* _Data shown_
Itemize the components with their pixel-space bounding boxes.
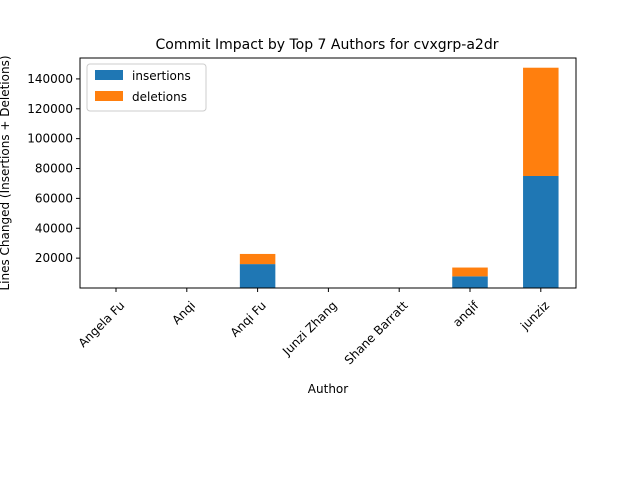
- bar-deletions-5: [452, 267, 488, 277]
- y-tick-label: 80000: [35, 162, 73, 176]
- bars: [98, 67, 559, 288]
- bar-deletions-2: [239, 253, 276, 265]
- plot-frame: [79, 57, 577, 289]
- legend-swatch-deletions: [95, 91, 123, 101]
- bar-deletions-6: [523, 67, 559, 176]
- x-axis: Angela Fu Anqi Anqi Fu Junzi Zhang Shane Bar…: [76, 288, 552, 367]
- bar-insertions-6: [523, 175, 559, 288]
- x-tick-label: anqif: [450, 298, 482, 330]
- y-axis-label: Lines Changed (Insertions + Deletions): [0, 55, 12, 290]
- y-tick-label: 100000: [27, 132, 73, 146]
- x-tick-label: Anqi Fu: [228, 298, 269, 339]
- x-tick-label: Angela Fu: [76, 298, 128, 350]
- y-axis: 20000 40000 60000 80000 100000 120000 140000: [27, 72, 80, 265]
- y-tick-label: 60000: [35, 191, 73, 205]
- y-tick-label: 120000: [27, 102, 73, 116]
- x-tick-label: Shane Barratt: [342, 298, 411, 367]
- bar-insertions-2: [239, 264, 276, 288]
- legend-label-insertions: insertions: [132, 69, 191, 83]
- legend-label-deletions: deletions: [132, 90, 187, 104]
- y-tick-label: 140000: [27, 72, 73, 86]
- legend: insertions deletions: [86, 63, 207, 112]
- chart-title: Commit Impact by Top 7 Authors for cvxgr…: [156, 37, 499, 53]
- bar-insertions-5: [452, 276, 488, 288]
- y-tick-label: 20000: [35, 251, 73, 265]
- x-tick-label: Junzi Zhang: [279, 298, 340, 359]
- y-tick-label: 40000: [35, 221, 73, 235]
- x-tick-label: Anqi: [169, 298, 198, 327]
- x-axis-label: Author: [308, 382, 348, 396]
- legend-swatch-insertions: [95, 70, 123, 80]
- x-tick-label: junziz: [517, 298, 552, 333]
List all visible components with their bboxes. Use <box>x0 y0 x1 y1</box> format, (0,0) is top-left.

* _Your objective_
Could you copy the listing above line for line, leaving out the picture?

* _Reply to the exercise_
Itemize the components with their pixel-space bounding boxes.
- bar-deletions-5: [452, 267, 488, 277]
- y-tick-label: 80000: [35, 162, 73, 176]
- bars: [98, 67, 559, 288]
- bar-deletions-2: [239, 253, 276, 265]
- plot-frame: [79, 57, 577, 289]
- legend-swatch-deletions: [95, 91, 123, 101]
- bar-deletions-6: [523, 67, 559, 176]
- x-axis: Angela Fu Anqi Anqi Fu Junzi Zhang Shane Bar…: [76, 288, 552, 367]
- bar-insertions-6: [523, 175, 559, 288]
- x-tick-label: anqif: [450, 298, 482, 330]
- y-axis-label: Lines Changed (Insertions + Deletions): [0, 55, 12, 290]
- y-tick-label: 100000: [27, 132, 73, 146]
- x-tick-label: Anqi Fu: [228, 298, 269, 339]
- x-tick-label: Angela Fu: [76, 298, 128, 350]
- y-axis: 20000 40000 60000 80000 100000 120000 140000: [27, 72, 80, 265]
- y-tick-label: 60000: [35, 191, 73, 205]
- y-tick-label: 120000: [27, 102, 73, 116]
- x-tick-label: Shane Barratt: [342, 298, 411, 367]
- bar-insertions-2: [239, 264, 276, 288]
- legend-label-insertions: insertions: [132, 69, 191, 83]
- legend-label-deletions: deletions: [132, 90, 187, 104]
- y-tick-label: 140000: [27, 72, 73, 86]
- legend: insertions deletions: [86, 63, 207, 112]
- chart-title: Commit Impact by Top 7 Authors for cvxgr…: [156, 37, 499, 53]
- bar-insertions-5: [452, 276, 488, 288]
- y-tick-label: 20000: [35, 251, 73, 265]
- x-tick-label: Junzi Zhang: [279, 298, 340, 359]
- y-tick-label: 40000: [35, 221, 73, 235]
- x-tick-label: Anqi: [169, 298, 198, 327]
- x-axis-label: Author: [308, 382, 348, 396]
- legend-swatch-insertions: [95, 70, 123, 80]
- x-tick-label: junziz: [517, 298, 552, 333]
List all visible components with their bboxes. Use <box>x0 y0 x1 y1</box> format, (0,0) is top-left.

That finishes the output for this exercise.